EXERCISE TASK | Using the listing below, give the number of lines where "находящегося" appears, and nothing else.

[Stored items]
◆ ◆ ◆ ◆
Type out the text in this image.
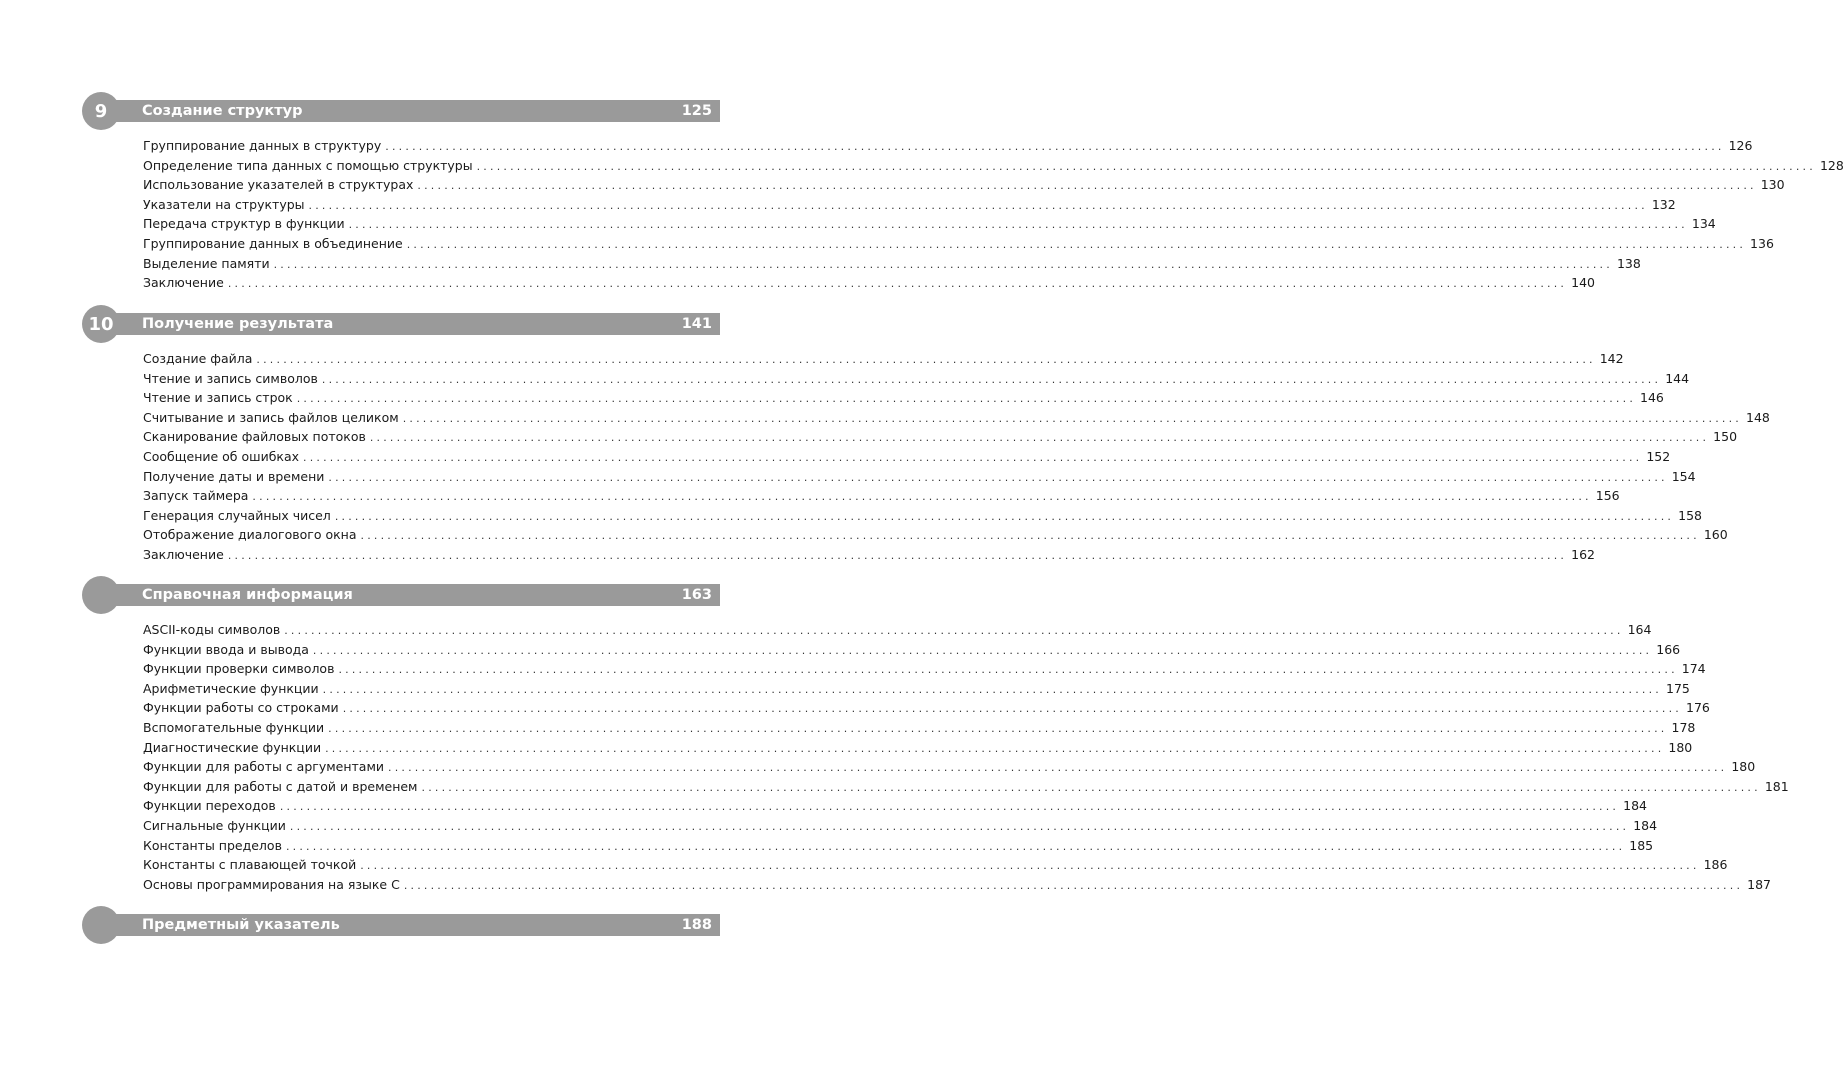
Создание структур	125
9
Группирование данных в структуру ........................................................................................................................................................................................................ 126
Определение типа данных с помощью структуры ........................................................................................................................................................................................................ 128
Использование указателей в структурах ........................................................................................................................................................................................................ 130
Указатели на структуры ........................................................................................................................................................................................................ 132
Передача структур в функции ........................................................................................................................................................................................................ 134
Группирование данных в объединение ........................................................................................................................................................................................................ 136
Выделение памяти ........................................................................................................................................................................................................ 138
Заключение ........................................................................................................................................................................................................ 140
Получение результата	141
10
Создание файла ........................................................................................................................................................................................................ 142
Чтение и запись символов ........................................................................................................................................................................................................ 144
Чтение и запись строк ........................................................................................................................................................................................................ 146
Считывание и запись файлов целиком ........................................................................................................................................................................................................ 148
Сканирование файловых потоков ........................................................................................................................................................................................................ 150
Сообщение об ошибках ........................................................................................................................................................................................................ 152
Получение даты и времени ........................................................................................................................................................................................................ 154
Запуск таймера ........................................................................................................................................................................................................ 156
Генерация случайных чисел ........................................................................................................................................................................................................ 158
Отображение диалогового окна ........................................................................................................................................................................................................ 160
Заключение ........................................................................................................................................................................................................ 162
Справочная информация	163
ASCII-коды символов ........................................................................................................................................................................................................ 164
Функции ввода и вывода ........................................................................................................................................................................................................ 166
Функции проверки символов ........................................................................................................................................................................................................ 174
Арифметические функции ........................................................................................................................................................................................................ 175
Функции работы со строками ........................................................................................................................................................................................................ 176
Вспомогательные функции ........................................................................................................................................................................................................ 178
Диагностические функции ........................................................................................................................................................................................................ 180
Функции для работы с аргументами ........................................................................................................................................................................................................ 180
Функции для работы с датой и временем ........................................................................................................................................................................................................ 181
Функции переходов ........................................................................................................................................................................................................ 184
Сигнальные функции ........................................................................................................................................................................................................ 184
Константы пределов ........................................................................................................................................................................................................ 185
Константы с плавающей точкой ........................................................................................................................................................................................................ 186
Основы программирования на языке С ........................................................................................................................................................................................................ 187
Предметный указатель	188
◆ ◆ ◆ ◆
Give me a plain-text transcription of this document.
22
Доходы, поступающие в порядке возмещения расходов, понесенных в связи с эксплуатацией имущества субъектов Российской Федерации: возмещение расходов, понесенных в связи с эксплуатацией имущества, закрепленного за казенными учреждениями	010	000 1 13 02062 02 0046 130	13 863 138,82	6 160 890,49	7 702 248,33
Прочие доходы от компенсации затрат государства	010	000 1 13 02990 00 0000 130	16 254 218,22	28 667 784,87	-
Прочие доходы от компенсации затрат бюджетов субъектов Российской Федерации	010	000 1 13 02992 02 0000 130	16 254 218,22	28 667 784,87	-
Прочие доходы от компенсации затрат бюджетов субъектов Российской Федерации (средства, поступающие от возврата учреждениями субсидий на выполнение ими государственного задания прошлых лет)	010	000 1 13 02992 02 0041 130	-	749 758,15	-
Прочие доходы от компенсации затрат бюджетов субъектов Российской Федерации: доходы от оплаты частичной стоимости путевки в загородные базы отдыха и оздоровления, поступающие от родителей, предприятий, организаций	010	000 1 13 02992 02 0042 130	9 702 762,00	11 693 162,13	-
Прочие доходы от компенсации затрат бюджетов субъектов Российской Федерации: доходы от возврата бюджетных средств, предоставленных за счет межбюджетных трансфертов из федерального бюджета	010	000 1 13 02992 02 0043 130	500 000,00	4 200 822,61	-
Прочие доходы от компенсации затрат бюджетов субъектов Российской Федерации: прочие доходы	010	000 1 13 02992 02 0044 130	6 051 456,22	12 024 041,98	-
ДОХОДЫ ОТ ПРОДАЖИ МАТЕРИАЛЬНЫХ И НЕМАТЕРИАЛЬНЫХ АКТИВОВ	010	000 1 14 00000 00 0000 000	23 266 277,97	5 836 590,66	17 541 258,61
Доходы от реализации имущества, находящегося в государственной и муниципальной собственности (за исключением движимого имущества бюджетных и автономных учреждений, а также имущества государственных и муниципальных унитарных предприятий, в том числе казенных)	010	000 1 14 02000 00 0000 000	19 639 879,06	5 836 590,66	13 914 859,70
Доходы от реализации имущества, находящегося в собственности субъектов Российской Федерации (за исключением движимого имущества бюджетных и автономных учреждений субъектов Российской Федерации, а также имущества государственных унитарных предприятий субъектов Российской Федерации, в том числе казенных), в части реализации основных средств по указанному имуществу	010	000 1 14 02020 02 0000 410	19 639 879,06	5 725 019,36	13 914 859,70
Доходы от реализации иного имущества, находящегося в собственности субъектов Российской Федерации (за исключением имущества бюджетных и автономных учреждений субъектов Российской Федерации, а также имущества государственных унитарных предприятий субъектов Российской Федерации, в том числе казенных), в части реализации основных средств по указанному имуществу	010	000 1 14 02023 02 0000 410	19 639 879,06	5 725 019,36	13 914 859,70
◆ ◆ ◆ ◆
COMPLETE RESPONSE | 3